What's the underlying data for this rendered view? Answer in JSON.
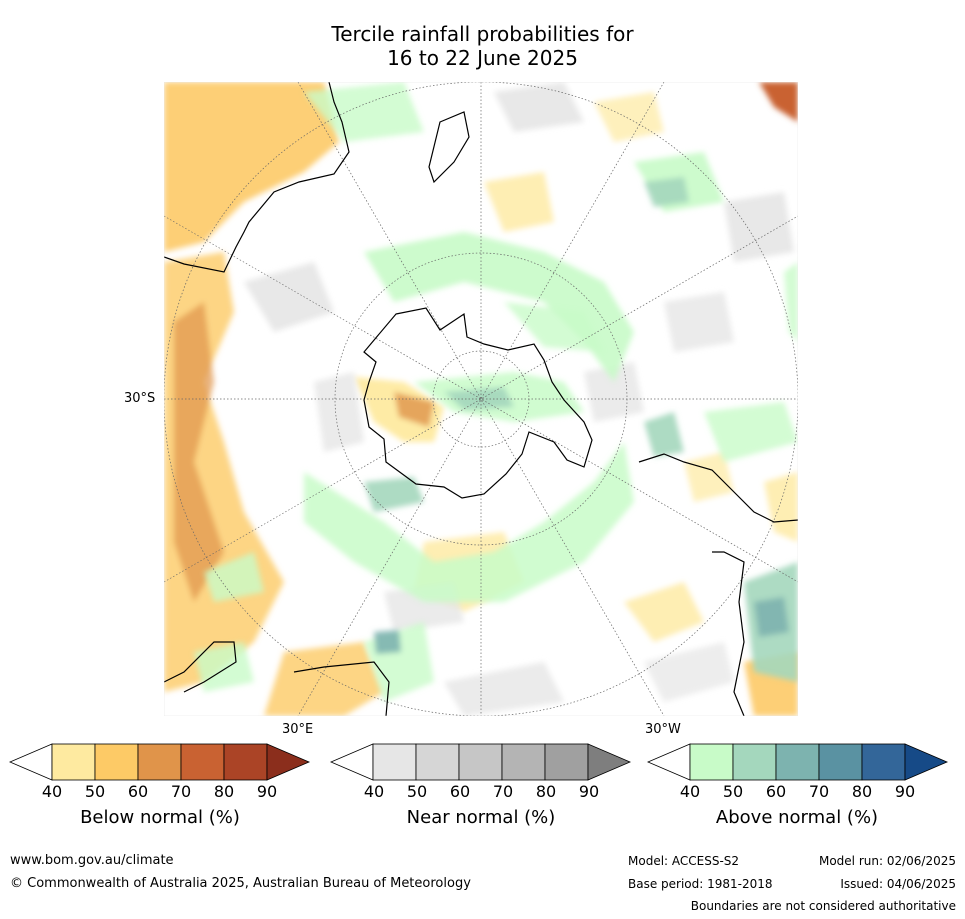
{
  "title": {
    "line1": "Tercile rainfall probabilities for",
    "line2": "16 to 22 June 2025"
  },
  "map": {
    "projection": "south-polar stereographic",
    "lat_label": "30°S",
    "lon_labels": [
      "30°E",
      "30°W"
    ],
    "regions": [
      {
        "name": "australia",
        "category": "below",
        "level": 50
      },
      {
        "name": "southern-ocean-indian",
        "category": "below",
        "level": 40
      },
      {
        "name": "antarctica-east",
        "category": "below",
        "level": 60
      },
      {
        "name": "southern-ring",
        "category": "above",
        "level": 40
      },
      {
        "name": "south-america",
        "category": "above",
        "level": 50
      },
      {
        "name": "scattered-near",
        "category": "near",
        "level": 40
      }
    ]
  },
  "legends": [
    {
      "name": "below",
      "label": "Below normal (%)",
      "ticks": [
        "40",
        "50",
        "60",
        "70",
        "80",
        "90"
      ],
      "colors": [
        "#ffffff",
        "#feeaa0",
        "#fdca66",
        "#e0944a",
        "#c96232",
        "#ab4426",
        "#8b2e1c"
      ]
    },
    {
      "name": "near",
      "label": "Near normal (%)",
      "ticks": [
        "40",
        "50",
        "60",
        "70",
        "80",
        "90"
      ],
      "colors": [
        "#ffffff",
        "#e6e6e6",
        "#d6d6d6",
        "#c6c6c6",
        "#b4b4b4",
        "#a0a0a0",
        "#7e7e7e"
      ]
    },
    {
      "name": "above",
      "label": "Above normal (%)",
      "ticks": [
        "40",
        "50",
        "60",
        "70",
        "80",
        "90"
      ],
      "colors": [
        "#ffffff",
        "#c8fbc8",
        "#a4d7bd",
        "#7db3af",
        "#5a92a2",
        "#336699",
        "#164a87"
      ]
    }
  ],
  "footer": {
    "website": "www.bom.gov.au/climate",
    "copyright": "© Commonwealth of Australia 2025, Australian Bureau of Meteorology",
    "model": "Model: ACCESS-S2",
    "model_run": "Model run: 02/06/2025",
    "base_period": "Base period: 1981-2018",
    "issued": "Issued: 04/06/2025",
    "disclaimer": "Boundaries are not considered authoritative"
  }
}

......

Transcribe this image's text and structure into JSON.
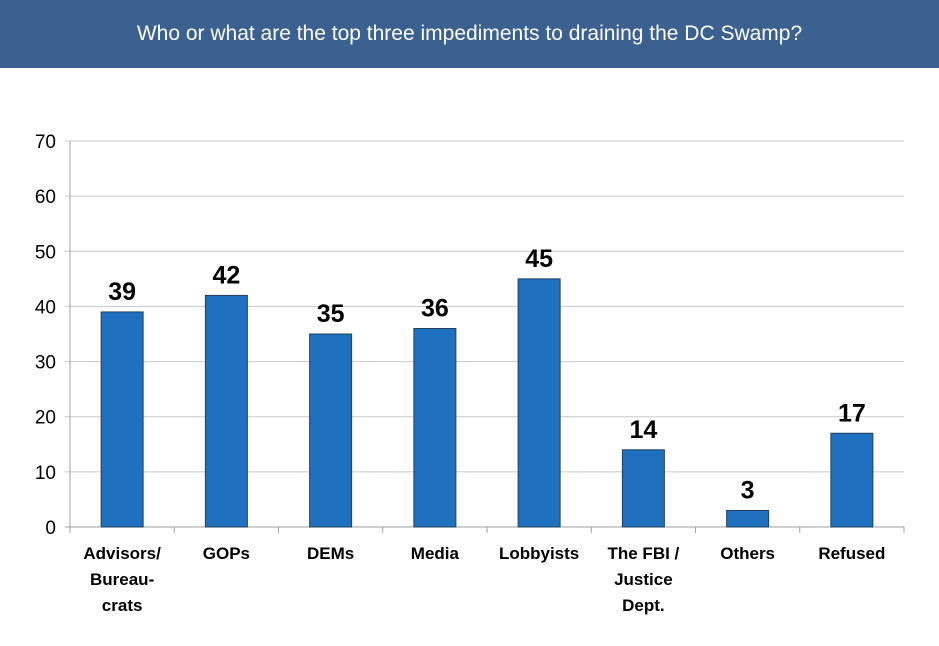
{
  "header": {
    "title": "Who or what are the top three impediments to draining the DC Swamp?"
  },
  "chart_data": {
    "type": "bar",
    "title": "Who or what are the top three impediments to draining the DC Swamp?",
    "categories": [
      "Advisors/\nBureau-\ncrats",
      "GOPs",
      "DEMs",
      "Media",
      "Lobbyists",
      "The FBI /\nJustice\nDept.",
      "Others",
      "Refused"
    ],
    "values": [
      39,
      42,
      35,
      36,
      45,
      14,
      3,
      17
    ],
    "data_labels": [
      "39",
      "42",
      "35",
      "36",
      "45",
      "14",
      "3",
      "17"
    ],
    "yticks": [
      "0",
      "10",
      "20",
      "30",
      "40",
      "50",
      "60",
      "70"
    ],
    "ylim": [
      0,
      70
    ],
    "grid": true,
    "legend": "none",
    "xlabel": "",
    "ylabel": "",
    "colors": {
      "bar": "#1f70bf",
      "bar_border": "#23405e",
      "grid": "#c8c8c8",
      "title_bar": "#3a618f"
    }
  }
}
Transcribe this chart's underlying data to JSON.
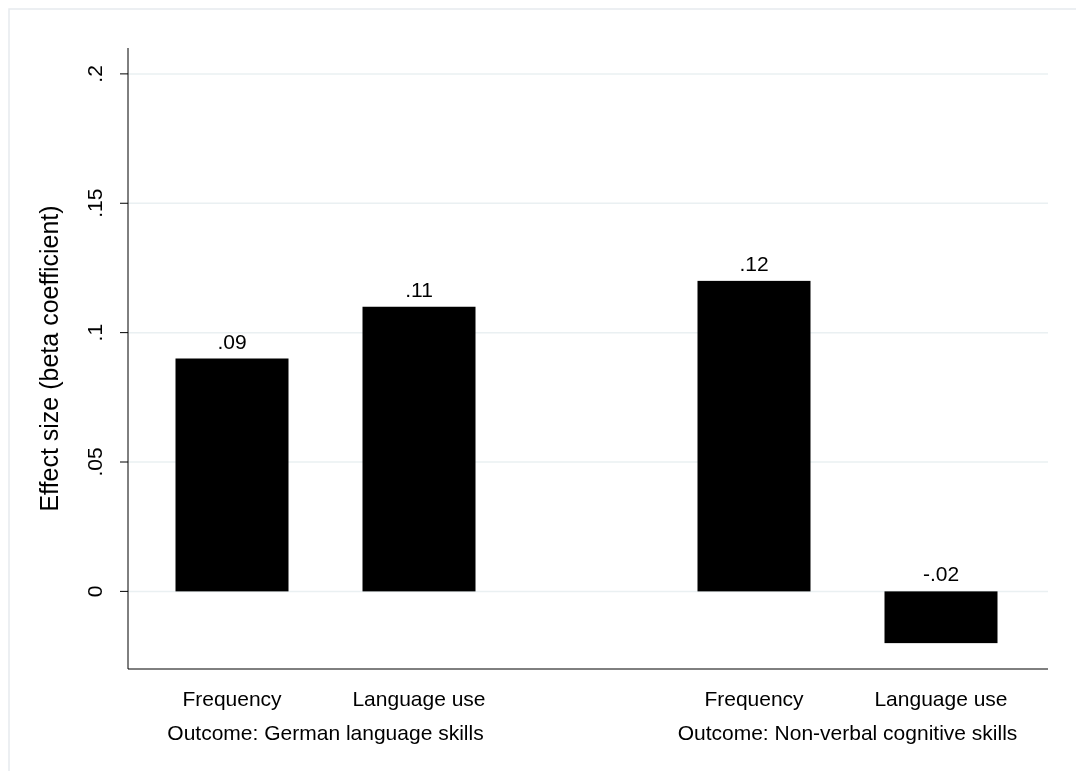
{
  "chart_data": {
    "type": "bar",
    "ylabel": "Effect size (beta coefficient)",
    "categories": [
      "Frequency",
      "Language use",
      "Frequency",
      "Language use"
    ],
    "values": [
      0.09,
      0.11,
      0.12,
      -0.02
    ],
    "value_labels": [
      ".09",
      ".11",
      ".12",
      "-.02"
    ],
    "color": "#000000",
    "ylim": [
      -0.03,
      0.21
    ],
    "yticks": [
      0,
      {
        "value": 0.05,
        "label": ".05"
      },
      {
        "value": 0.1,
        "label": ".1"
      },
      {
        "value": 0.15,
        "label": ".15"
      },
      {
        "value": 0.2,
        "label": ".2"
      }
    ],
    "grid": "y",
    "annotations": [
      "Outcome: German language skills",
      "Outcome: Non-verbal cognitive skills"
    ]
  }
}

......

Scan the entries above. Copy each line that has the string "draining".

    "title": "Who or what are the top three impediments to draining the DC Swamp?"
    "title": "Who or what are the top three impediments to draining the DC Swamp?",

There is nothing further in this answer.